Written task:
Write out all the data again, exactly as it stands.

_ _ _ _

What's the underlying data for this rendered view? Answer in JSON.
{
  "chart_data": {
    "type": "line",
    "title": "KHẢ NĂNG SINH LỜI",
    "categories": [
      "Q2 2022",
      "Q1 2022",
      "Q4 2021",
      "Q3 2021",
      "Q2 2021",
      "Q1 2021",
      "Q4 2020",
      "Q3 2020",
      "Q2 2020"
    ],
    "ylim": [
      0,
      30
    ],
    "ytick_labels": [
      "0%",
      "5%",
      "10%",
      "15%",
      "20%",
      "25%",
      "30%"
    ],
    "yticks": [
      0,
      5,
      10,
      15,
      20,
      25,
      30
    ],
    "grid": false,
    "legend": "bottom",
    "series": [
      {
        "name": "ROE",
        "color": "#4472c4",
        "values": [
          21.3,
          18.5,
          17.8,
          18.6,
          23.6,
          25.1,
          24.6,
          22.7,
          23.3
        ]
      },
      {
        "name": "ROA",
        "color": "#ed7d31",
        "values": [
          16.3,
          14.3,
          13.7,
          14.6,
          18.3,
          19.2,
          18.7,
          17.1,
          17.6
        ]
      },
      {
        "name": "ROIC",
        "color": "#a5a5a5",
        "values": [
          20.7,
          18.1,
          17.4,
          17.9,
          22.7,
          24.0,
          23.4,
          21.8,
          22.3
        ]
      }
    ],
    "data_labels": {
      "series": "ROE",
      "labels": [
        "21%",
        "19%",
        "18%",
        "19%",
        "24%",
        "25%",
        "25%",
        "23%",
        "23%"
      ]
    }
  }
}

_ _ _ _

Exercise answer:
What's the underlying data for this rendered view? Answer in JSON.
{
  "chart_data": {
    "type": "line",
    "title": "KHẢ NĂNG SINH LỜI",
    "categories": [
      "Q2 2022",
      "Q1 2022",
      "Q4 2021",
      "Q3 2021",
      "Q2 2021",
      "Q1 2021",
      "Q4 2020",
      "Q3 2020",
      "Q2 2020"
    ],
    "ylim": [
      0,
      30
    ],
    "ytick_labels": [
      "0%",
      "5%",
      "10%",
      "15%",
      "20%",
      "25%",
      "30%"
    ],
    "yticks": [
      0,
      5,
      10,
      15,
      20,
      25,
      30
    ],
    "grid": false,
    "legend": "bottom",
    "series": [
      {
        "name": "ROE",
        "color": "#4472c4",
        "values": [
          21.3,
          18.5,
          17.8,
          18.6,
          23.6,
          25.1,
          24.6,
          22.7,
          23.3
        ]
      },
      {
        "name": "ROA",
        "color": "#ed7d31",
        "values": [
          16.3,
          14.3,
          13.7,
          14.6,
          18.3,
          19.2,
          18.7,
          17.1,
          17.6
        ]
      },
      {
        "name": "ROIC",
        "color": "#a5a5a5",
        "values": [
          20.7,
          18.1,
          17.4,
          17.9,
          22.7,
          24.0,
          23.4,
          21.8,
          22.3
        ]
      }
    ],
    "data_labels": {
      "series": "ROE",
      "labels": [
        "21%",
        "19%",
        "18%",
        "19%",
        "24%",
        "25%",
        "25%",
        "23%",
        "23%"
      ]
    }
  }
}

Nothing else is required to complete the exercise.